>> Start

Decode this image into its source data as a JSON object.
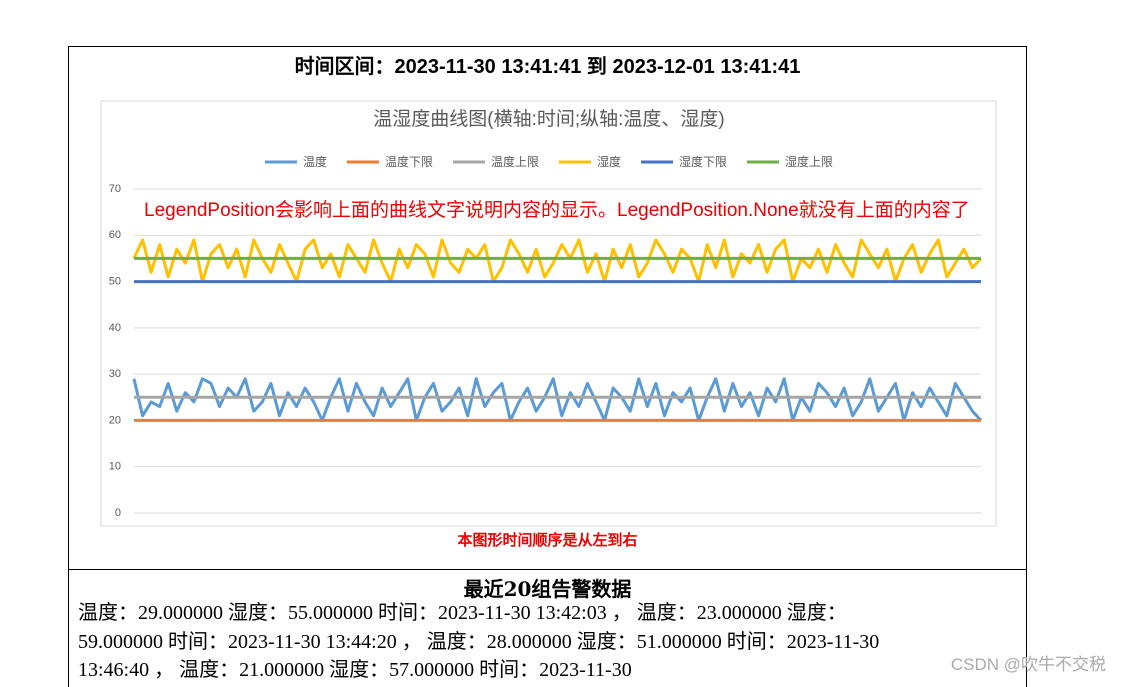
{
  "header": {
    "title": "时间区间：2023-11-30 13:41:41 到 2023-12-01 13:41:41"
  },
  "chart_data": {
    "type": "line",
    "title": "温湿度曲线图(横轴:时间;纵轴:温度、湿度)",
    "annotation": "LegendPosition会影响上面的曲线文字说明内容的显示。LegendPosition.None就没有上面的内容了",
    "ylim": [
      0,
      70
    ],
    "yticks": [
      0,
      10,
      20,
      30,
      40,
      50,
      60,
      70
    ],
    "grid": true,
    "legend": "top",
    "series": [
      {
        "name": "温度",
        "color": "#5b9bd5",
        "values": [
          29,
          21,
          24,
          23,
          28,
          22,
          26,
          24,
          29,
          28,
          23,
          27,
          25,
          29,
          22,
          24,
          28,
          21,
          26,
          23,
          27,
          24,
          20,
          25,
          29,
          22,
          28,
          24,
          21,
          27,
          23,
          26,
          29,
          20,
          25,
          28,
          22,
          24,
          27,
          21,
          29,
          23,
          26,
          28,
          20,
          24,
          27,
          22,
          25,
          29,
          21,
          26,
          23,
          28,
          24,
          20,
          27,
          25,
          22,
          29,
          23,
          28,
          21,
          26,
          24,
          27,
          20,
          25,
          29,
          22,
          28,
          23,
          26,
          21,
          27,
          24,
          29,
          20,
          25,
          22,
          28,
          26,
          23,
          27,
          21,
          24,
          29,
          22,
          25,
          28,
          20,
          26,
          23,
          27,
          24,
          21,
          28,
          25,
          22,
          20
        ]
      },
      {
        "name": "温度下限",
        "color": "#ed7d31",
        "values": [
          20,
          20,
          20,
          20,
          20,
          20,
          20,
          20,
          20,
          20,
          20,
          20,
          20,
          20,
          20,
          20,
          20,
          20,
          20,
          20,
          20,
          20,
          20,
          20,
          20,
          20,
          20,
          20,
          20,
          20,
          20,
          20,
          20,
          20,
          20,
          20,
          20,
          20,
          20,
          20,
          20,
          20,
          20,
          20,
          20,
          20,
          20,
          20,
          20,
          20,
          20,
          20,
          20,
          20,
          20,
          20,
          20,
          20,
          20,
          20,
          20,
          20,
          20,
          20,
          20,
          20,
          20,
          20,
          20,
          20,
          20,
          20,
          20,
          20,
          20,
          20,
          20,
          20,
          20,
          20,
          20,
          20,
          20,
          20,
          20,
          20,
          20,
          20,
          20,
          20,
          20,
          20,
          20,
          20,
          20,
          20,
          20,
          20,
          20,
          20
        ]
      },
      {
        "name": "温度上限",
        "color": "#a5a5a5",
        "values": [
          25,
          25,
          25,
          25,
          25,
          25,
          25,
          25,
          25,
          25,
          25,
          25,
          25,
          25,
          25,
          25,
          25,
          25,
          25,
          25,
          25,
          25,
          25,
          25,
          25,
          25,
          25,
          25,
          25,
          25,
          25,
          25,
          25,
          25,
          25,
          25,
          25,
          25,
          25,
          25,
          25,
          25,
          25,
          25,
          25,
          25,
          25,
          25,
          25,
          25,
          25,
          25,
          25,
          25,
          25,
          25,
          25,
          25,
          25,
          25,
          25,
          25,
          25,
          25,
          25,
          25,
          25,
          25,
          25,
          25,
          25,
          25,
          25,
          25,
          25,
          25,
          25,
          25,
          25,
          25,
          25,
          25,
          25,
          25,
          25,
          25,
          25,
          25,
          25,
          25,
          25,
          25,
          25,
          25,
          25,
          25,
          25,
          25,
          25,
          25
        ]
      },
      {
        "name": "湿度",
        "color": "#ffc000",
        "values": [
          55,
          59,
          52,
          58,
          51,
          57,
          54,
          59,
          50,
          56,
          58,
          53,
          57,
          51,
          59,
          55,
          52,
          58,
          54,
          50,
          57,
          59,
          53,
          56,
          51,
          58,
          55,
          52,
          59,
          54,
          50,
          57,
          53,
          58,
          56,
          51,
          59,
          54,
          52,
          57,
          55,
          58,
          50,
          53,
          59,
          56,
          52,
          57,
          51,
          54,
          58,
          55,
          59,
          52,
          56,
          50,
          57,
          53,
          58,
          51,
          54,
          59,
          56,
          52,
          57,
          55,
          50,
          58,
          53,
          59,
          51,
          56,
          54,
          58,
          52,
          57,
          59,
          50,
          55,
          53,
          57,
          52,
          58,
          54,
          51,
          59,
          56,
          53,
          57,
          50,
          55,
          58,
          52,
          56,
          59,
          51,
          54,
          57,
          53,
          55
        ]
      },
      {
        "name": "湿度下限",
        "color": "#4472c4",
        "values": [
          50,
          50,
          50,
          50,
          50,
          50,
          50,
          50,
          50,
          50,
          50,
          50,
          50,
          50,
          50,
          50,
          50,
          50,
          50,
          50,
          50,
          50,
          50,
          50,
          50,
          50,
          50,
          50,
          50,
          50,
          50,
          50,
          50,
          50,
          50,
          50,
          50,
          50,
          50,
          50,
          50,
          50,
          50,
          50,
          50,
          50,
          50,
          50,
          50,
          50,
          50,
          50,
          50,
          50,
          50,
          50,
          50,
          50,
          50,
          50,
          50,
          50,
          50,
          50,
          50,
          50,
          50,
          50,
          50,
          50,
          50,
          50,
          50,
          50,
          50,
          50,
          50,
          50,
          50,
          50,
          50,
          50,
          50,
          50,
          50,
          50,
          50,
          50,
          50,
          50,
          50,
          50,
          50,
          50,
          50,
          50,
          50,
          50,
          50,
          50
        ]
      },
      {
        "name": "湿度上限",
        "color": "#70ad47",
        "values": [
          55,
          55,
          55,
          55,
          55,
          55,
          55,
          55,
          55,
          55,
          55,
          55,
          55,
          55,
          55,
          55,
          55,
          55,
          55,
          55,
          55,
          55,
          55,
          55,
          55,
          55,
          55,
          55,
          55,
          55,
          55,
          55,
          55,
          55,
          55,
          55,
          55,
          55,
          55,
          55,
          55,
          55,
          55,
          55,
          55,
          55,
          55,
          55,
          55,
          55,
          55,
          55,
          55,
          55,
          55,
          55,
          55,
          55,
          55,
          55,
          55,
          55,
          55,
          55,
          55,
          55,
          55,
          55,
          55,
          55,
          55,
          55,
          55,
          55,
          55,
          55,
          55,
          55,
          55,
          55,
          55,
          55,
          55,
          55,
          55,
          55,
          55,
          55,
          55,
          55,
          55,
          55,
          55,
          55,
          55,
          55,
          55,
          55,
          55,
          55
        ]
      }
    ]
  },
  "caption": "本图形时间顺序是从左到右",
  "alarms": {
    "title": "最近20组告警数据",
    "text": "温度：29.000000 湿度：55.000000 时间：2023-11-30 13:42:03 ， 温度：23.000000 湿度：59.000000 时间：2023-11-30 13:44:20 ， 温度：28.000000 湿度：51.000000 时间：2023-11-30 13:46:40 ， 温度：21.000000 湿度：57.000000 时间：2023-11-30"
  },
  "watermark": "CSDN @吹牛不交税"
}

>> End

→ Objective:
Find the lines that include the string "title", then copy each of them.

→ Task output:
    "title": "时间区间：2023-11-30 13:41:41 到 2023-12-01 13:41:41"
    "title": "温湿度曲线图(横轴:时间;纵轴:温度、湿度)",
    "title": "最近20组告警数据",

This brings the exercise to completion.